Dataset items
◇ ◇ ◇ ◇
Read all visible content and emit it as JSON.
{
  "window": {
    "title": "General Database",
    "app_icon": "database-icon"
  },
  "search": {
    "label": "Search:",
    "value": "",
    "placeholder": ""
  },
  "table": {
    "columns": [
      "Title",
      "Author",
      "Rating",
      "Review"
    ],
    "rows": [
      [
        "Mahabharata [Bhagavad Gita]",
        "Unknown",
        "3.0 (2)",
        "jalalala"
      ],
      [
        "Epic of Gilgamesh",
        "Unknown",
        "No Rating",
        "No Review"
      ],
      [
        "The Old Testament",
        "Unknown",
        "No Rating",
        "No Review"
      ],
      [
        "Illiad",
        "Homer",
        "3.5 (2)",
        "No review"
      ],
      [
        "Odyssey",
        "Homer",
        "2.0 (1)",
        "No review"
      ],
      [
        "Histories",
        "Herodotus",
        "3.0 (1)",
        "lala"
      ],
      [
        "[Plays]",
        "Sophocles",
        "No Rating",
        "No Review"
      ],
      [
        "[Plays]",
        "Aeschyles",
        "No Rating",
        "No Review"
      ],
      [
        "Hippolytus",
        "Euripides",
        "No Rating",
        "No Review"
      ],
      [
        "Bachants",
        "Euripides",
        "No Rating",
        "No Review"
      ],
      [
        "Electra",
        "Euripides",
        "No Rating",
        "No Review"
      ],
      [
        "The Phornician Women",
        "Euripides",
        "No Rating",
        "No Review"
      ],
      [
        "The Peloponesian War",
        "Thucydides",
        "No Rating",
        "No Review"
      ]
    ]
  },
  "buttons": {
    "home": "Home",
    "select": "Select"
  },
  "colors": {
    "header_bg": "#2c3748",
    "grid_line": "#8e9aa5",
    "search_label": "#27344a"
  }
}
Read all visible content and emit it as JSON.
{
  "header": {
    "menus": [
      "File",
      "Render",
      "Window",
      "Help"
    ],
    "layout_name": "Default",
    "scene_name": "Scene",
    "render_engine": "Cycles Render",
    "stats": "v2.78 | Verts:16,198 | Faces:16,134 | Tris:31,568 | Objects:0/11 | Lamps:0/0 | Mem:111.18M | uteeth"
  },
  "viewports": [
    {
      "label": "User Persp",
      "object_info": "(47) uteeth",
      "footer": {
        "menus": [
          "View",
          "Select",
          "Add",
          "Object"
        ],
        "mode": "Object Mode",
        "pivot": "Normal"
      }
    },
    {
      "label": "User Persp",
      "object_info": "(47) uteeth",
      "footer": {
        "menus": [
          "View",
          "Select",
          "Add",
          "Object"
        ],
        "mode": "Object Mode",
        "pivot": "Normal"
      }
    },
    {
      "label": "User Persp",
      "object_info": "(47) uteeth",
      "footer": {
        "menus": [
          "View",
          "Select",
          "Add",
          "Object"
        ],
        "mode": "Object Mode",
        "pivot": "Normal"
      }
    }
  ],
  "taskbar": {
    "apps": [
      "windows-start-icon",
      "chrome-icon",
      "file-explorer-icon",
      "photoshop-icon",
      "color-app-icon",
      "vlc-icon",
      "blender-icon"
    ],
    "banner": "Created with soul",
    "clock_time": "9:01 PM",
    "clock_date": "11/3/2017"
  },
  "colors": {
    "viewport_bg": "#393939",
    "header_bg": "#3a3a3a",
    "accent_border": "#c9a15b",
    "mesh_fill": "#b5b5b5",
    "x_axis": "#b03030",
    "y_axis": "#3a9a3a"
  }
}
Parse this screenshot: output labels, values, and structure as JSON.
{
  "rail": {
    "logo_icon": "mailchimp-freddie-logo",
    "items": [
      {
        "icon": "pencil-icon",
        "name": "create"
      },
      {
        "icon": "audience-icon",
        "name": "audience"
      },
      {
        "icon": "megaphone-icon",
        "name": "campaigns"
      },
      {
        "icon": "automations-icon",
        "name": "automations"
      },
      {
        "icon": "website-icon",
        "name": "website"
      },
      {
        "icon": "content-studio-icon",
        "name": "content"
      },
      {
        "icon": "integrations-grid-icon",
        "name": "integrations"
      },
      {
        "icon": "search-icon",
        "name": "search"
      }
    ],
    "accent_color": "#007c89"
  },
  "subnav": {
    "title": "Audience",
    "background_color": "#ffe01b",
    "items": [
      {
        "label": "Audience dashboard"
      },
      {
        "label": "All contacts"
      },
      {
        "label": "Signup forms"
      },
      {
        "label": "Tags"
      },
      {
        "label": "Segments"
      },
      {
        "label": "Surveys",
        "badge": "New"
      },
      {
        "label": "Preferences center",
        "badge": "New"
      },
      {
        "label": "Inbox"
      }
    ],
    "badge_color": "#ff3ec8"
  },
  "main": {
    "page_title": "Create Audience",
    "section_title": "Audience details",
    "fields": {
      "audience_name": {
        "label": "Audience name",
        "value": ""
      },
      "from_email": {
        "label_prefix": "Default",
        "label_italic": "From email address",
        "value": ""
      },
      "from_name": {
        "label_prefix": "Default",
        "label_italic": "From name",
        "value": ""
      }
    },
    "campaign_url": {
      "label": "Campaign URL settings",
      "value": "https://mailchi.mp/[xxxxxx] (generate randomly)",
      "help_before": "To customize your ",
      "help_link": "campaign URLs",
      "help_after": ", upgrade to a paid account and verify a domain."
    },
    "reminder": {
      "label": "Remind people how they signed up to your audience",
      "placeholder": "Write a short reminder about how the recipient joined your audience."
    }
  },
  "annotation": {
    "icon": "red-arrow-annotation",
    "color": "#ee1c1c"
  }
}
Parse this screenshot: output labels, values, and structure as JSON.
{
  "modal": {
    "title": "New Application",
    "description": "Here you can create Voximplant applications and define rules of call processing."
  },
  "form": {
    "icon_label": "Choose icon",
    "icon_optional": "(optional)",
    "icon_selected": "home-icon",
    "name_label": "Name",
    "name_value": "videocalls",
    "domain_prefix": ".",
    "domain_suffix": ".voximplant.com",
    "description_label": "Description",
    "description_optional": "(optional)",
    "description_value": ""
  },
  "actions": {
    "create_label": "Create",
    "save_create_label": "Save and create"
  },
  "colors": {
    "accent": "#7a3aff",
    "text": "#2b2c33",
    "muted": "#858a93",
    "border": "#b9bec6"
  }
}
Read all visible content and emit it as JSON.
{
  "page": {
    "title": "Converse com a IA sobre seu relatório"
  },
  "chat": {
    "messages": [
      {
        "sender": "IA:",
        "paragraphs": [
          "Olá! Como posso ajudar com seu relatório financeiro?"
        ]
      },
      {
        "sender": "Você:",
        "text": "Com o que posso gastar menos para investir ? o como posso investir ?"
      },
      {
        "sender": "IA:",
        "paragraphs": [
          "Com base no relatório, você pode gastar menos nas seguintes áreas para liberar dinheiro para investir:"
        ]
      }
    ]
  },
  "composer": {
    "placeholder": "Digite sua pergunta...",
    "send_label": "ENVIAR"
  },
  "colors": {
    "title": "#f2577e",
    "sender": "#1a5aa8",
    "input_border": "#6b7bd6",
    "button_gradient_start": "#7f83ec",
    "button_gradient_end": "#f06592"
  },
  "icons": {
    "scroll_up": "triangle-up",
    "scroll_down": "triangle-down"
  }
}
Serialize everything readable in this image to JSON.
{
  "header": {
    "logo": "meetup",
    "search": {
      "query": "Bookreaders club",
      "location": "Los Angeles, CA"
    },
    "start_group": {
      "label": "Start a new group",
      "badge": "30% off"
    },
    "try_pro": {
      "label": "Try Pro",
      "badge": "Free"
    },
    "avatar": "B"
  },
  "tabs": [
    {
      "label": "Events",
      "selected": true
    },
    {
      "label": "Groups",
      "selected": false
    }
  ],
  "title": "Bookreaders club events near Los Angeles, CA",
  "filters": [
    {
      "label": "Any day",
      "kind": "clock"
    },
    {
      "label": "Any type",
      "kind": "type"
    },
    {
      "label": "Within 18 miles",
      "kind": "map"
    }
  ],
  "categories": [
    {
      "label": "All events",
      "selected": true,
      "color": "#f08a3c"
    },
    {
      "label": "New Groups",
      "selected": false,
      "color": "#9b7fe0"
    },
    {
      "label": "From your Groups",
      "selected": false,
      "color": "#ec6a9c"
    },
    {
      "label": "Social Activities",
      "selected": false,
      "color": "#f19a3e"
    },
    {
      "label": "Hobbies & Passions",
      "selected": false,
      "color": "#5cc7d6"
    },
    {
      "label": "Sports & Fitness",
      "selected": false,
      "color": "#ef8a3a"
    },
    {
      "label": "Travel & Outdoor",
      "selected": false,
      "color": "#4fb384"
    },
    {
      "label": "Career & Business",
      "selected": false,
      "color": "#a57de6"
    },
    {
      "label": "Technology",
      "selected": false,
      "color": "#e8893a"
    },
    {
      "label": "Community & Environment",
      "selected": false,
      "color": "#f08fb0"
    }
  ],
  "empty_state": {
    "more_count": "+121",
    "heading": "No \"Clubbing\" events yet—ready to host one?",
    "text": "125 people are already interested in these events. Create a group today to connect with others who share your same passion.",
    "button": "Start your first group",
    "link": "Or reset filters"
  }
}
◇ ◇ ◇ ◇
» YOUR INSTRUCTIONS:
List every line from the entries above in which "triangle" appears.

» TASK ANSWER:
    "scroll_up": "triangle-up",
    "scroll_down": "triangle-down"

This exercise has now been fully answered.